**WRITTEN INSTRUCTION A:**
Rewrite the Tsumeb liquidation judgment from "[3] Proudfoot SA" to "business in Johannesburg.", replacing "industrial consultants" with "management consultants".
**WRITTEN INSTRUCTION B:**
Write the next part of the judgment on the Tsumeb liquidation, starting right after its final sentence.

**EXCERPT TO READ:**
━━━━━━━━━━━━━━━━━━━━

Sackstein NO v Proudfoot SA (Pty) Ltd (119/2002) [2003] ZASCA 8 (7 March 2003)









REPUBLIC OF SOUTH AFRICA


IN THE SUPREME COURT OF APPEAL

OF SOUTH AFRICA


REPORTABLE


Case Number : 119 / 02


In the matter between


L N SACKSTEIN NO [in his capacity as

liquidator of Tsumeb Corporation Limited

(in liquidation)] Appellant


and


PROUDFOOT SA (PTY) LIMITED Respondent



Composition of the Court : OLIVIER, BRAND, CONRADIE JJA;

HEHER and LEWIS AJJA



Date of hearing : 22 NOVEMBER 2002



Date of delivery : 7 MARCH 2003


SUMMARY


Liquidation of external company - powers of South African liquidator to impeach dispositions having their origin in a foreign country.

________________________________________________________________


J U D G M E N T

________________________________________________________________



OLIVIER JA


[1] The present appeal deals with the powers of the liquidator of an external company registered in South Africa to impeach transactions having their origin in a foreign country.

[2] Tsumeb Corporation Limited ('Tsumeb') was incorporated as a company in the Republic of Namibia. It is registered as an external company in the RSA under the same name in accordance with the provisions of s 323 of the South African Companies Act 61 of 1973 ('the Companies Act') and with a registered office in Johannesburg. For the sake of clarity I will refer to the external company registered in Johannesburg as 'Tsumeb SA'. It was, therefore, at all relevant times a body corporate in the RSA liable to be wound up as such under the provisions of the Companies Act and otherwise subject to the provisions of that Act.

[3] Proudfoot SA (Pty) Ltd ('the Defendant') is a company duly incorporated and registered according to the laws of the RSA, which carried on business as industrial consultants specialising in productivity and quality management and with principal place of business in Johannesburg.

━━━━━━━━━━━━━━━━━━━━

**DATA EXTRACT:**
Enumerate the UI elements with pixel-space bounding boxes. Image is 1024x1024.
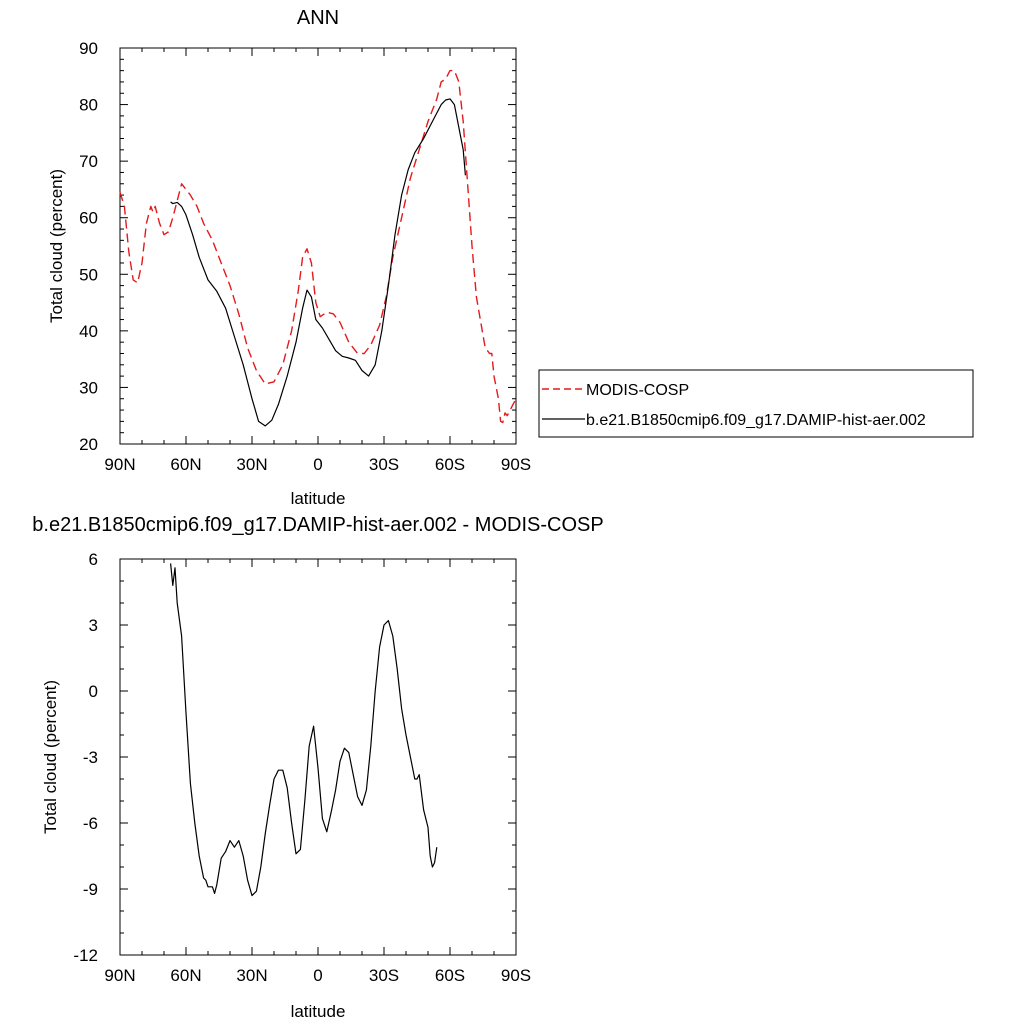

━━━━━━━━━━━━━━━━━━━━

**TASK RESPONSE A:**
[3] Proudfoot SA (Pty) Ltd ('the Defendant') is a company duly incorporated and registered according to the laws of the RSA, which carried on business as management consultants specialising in productivity and quality management and with principal place of business in Johannesburg.

**TASK RESPONSE B:**
[4] During or about October 1997 Tsumeb concluded a contract with the Defendant in Namibia in terms of which the Defendant undertook to render certain services to the former in Namibia. In return for rendering those services the Defendant was to be paid a total amount of R10 million in fixed weekly instalments. It is common cause that by 29 July 1998 Tsumeb had made payments totalling R5 708 957,00 to the Defendant.

[5] According to a statement of facts agreed upon by the parties, it is also common cause that:

1 Tsumeb was placed under provisional liquidation by an order of the High Court of Namibia on 29 April 1998 and a final winding up order was granted by that court on 12 March 1999 (the 'Namibian liquidation order'). The provisional liquidators were appointed on 29 April 1998 and the liquidators on 26 May 1999.

2 On 29 July 1998 Tsumeb SA was also placed in provisional liquidation by an order of the High Court of South Africa (Witwatersrand Local Division). A final winding up order was granted on 16 March 1999 (the 'South African liquidation order').

3 The liquidators appointed in Namibia pursuant to the Namibian liquidation did not seek an order in South Africa for their recognition as liquidators to wind up the affairs of Tsumeb SA in South Africa.

4 Mr Leslie Neil Sackstein was appointed as provisional liquidator of Tsumeb SA on 11 August 1998 in terms of the South African provisional liquidation order and as liquidator on 27 May 1999 in terms of the final order.

5 On 3 November 1999 the Defendant proved a claim at a meeting of creditors of Tsumeb in Namibia in terms of the relevant Namibian legislation. The claim so proved was for the balance said to be owing to the Defendant by Tsumeb under the contract between those parties ie taking into account the payments already made by Tsumeb to the Defendant. These payments are the subject of the present proceedings in South Africa.

6 The Namibian High Court on 10 March 2000 sanctioned a scheme of arrangement offered by Ongopolo Mining and Processing Limited ('the scheme of arrangement') in terms of section 311 of the Companies Act, Namibia, and discharged the Namibian liquidation order on that date. The order was duly registered with the Registrar of Companies in terms of the Namibian Companies Act. The liquidators appointed in Namibia were discharged from office on 10 March 2000 and their statutory powers terminated on that date.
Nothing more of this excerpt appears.